• **Énoncé 1**:
Recopiez à l'identique, dans le listing, toutes les lignes depuis celle qui contient « volume-y-tick-label: 300,000: [759, 431, 805, 444] » jusqu'à celle qui contient « volume-bar: [221, 464, 245, 496] », ces deux lignes comprises.

══ Document ══

Depuis le XIXe siècle, il est communément admis — à tort ou à raison — que les livres d’histoire scolaire sont le ferment par excellence des comportements civiques et de la morale politique des futurs citoyens. Vladimir Poutine s’indignait dès 2013 de l’existence de 65 ouvrages différents dans la liste des manuels d’histoire autorisés dans les écoles. Face à ce qu’il désignait comme une efflorescence désordonnée, le président russe prônait la définition d’une « conception unifiée », qui soulignerait la continuité entre toutes les époques et toutes les générations de l’histoire russe afin d’insuffler « le respect pour chacune des pages de notre passé ». Dès l’année suivante, la Société historique russe, la Société d’histoire militaire et l’Institut d’histoire universelle de l’Académie des sciences de Russie adoptaient un Standard historique et culturel, qui venait définir la nouvelle ligne de l’enseignement à dispenser aux élèves dès l’année suivante 26.

Naturellement, toutes les précautions langagières d’usage ont été préservées. La population russe a conservé une aversion à tout ce qui est « unique » : un manuel, un parti, une pensée. En 2013, Vladimir Poutine se défendait donc de prétendre renouer avec ce passé soviétique et déclarait : « Cela ne signifie absolument pas que nous devons revenir au mode de pensée totalitaire. Il y a d’un côté un canevas général, et de l’autre des opinions différentes : celle-ci, celle-là, une troisième encore ». L’initiative poutinienne de révision de l’histoire scolaire se donnait bien pour ambition de proposer un manuel « unifié » (edinyj) et non pas « unique » (edinstvennyj), aussi unifié que la Russie dans l’appellation du parti présidentiel « Russie unie » (Edinaja Rossia) — tout en proposant, à terme, un manuel aussi factuellement « unique » que l’est ce parti dans la Russie contemporaine.

La première étape de cette mise au pas de l’histoire fut donc le Standard historique et culturel édicté à la demande de Vladimir Poutine. Son orientation signalait d’emblée le tournant opéré depuis une vingtaine d’années dans l’enseignement supérieur, lorsque le nationalisme russe prit la suite du patriotisme soviétique. Le premier objectif assigné aux enseignants consistait à faire acquérir aux élèves « un ensemble de valeurs favorisant le patriotisme, le sens civique et la tolérance entre les nations » — une idée, donc, assez éloignée de l’internationalisme ou de « l’amitié entre les peuples » prônés sous l’URSS. Le point suivant confirmait : « l’approche patriotique adoptée dans l’exposition des faits historiques a pour but de cultiver chez les jeunes générations un sentiment de fierté pour leur pays et pour son rôle dans l’histoire mondiale ».

Cette nouvelle orientation donnée à l’enseignement de l’histoire a directement contribué à préparer les esprits à l’agression de l’Ukraine par la Russie.

═══

• **Énoncé 2**:
D'après le document, quels organismes adoptèrent le Standard historique et culturel ?

══ Données fournies ══

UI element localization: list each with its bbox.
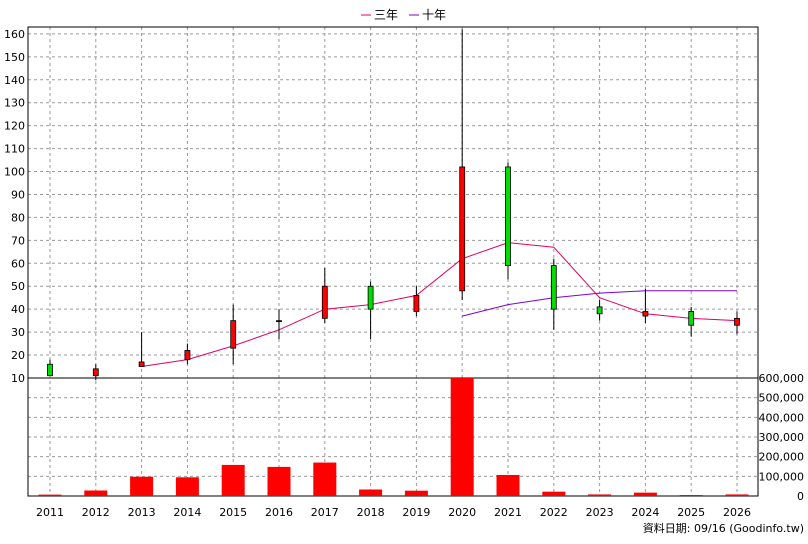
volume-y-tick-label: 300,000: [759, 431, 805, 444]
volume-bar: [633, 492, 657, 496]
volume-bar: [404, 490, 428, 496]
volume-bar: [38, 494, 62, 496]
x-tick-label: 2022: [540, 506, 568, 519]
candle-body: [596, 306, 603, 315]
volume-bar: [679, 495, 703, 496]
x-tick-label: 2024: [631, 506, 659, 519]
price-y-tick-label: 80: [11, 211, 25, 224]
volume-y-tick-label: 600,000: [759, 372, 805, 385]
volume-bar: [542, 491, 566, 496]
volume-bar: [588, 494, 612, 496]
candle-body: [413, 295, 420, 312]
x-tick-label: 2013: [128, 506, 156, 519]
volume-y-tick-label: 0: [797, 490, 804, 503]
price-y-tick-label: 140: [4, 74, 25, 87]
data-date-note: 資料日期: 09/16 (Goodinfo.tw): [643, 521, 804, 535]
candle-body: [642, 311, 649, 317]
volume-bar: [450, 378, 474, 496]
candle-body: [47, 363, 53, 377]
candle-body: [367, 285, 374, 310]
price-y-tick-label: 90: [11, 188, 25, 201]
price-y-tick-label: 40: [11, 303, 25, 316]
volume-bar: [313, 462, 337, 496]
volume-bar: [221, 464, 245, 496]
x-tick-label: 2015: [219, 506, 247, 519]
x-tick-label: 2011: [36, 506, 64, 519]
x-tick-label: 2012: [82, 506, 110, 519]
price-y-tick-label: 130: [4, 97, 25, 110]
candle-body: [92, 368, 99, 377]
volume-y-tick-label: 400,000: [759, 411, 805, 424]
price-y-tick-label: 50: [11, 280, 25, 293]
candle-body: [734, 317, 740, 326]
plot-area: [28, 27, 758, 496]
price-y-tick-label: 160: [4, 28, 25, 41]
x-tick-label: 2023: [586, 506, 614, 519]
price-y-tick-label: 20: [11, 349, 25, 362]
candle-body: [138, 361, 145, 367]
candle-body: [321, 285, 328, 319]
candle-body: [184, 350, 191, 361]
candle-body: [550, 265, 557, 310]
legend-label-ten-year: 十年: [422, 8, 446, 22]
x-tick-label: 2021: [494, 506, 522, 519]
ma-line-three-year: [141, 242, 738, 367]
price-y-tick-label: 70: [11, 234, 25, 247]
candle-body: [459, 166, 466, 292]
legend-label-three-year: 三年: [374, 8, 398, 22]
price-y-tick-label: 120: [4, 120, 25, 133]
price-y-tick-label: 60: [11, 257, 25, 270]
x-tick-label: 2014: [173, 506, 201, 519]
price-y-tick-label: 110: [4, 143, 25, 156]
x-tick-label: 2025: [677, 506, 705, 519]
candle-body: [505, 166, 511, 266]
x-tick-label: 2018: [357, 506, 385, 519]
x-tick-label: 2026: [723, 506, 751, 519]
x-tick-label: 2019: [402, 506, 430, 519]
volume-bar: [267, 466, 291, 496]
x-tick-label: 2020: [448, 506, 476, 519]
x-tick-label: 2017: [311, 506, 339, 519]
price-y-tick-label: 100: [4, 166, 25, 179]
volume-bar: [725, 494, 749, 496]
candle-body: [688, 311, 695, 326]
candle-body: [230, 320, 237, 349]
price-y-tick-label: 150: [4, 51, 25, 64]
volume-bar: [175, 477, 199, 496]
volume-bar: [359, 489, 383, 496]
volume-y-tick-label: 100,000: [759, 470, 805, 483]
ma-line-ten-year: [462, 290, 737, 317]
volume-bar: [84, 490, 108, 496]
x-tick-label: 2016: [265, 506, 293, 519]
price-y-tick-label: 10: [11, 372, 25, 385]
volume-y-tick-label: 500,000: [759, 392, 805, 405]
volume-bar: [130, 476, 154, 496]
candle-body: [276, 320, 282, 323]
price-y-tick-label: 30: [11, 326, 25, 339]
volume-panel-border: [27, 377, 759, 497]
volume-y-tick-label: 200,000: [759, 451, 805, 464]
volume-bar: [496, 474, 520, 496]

═══

• **Réponse finale 1**:
volume-y-tick-label: 300,000: [759, 431, 805, 444]
volume-bar: [633, 492, 657, 496]
volume-bar: [404, 490, 428, 496]
volume-bar: [38, 494, 62, 496]
x-tick-label: 2022: [540, 506, 568, 519]
candle-body: [596, 306, 603, 315]
volume-bar: [679, 495, 703, 496]
x-tick-label: 2024: [631, 506, 659, 519]
price-y-tick-label: 80: [11, 211, 25, 224]
volume-y-tick-label: 600,000: [759, 372, 805, 385]
volume-bar: [542, 491, 566, 496]
volume-bar: [588, 494, 612, 496]
candle-body: [413, 295, 420, 312]
x-tick-label: 2013: [128, 506, 156, 519]
volume-y-tick-label: 0: [797, 490, 804, 503]
price-y-tick-label: 140: [4, 74, 25, 87]
data-date-note: 資料日期: 09/16 (Goodinfo.tw): [643, 521, 804, 535]
candle-body: [642, 311, 649, 317]
volume-bar: [450, 378, 474, 496]
candle-body: [47, 363, 53, 377]
candle-body: [367, 285, 374, 310]
price-y-tick-label: 90: [11, 188, 25, 201]
price-y-tick-label: 40: [11, 303, 25, 316]
volume-bar: [313, 462, 337, 496]
volume-bar: [221, 464, 245, 496]

• **Réponse finale 2**:
La Société historique russe, la Société d'histoire militaire et l'Institut d'histoire universelle de l'Académie des sciences de Russie.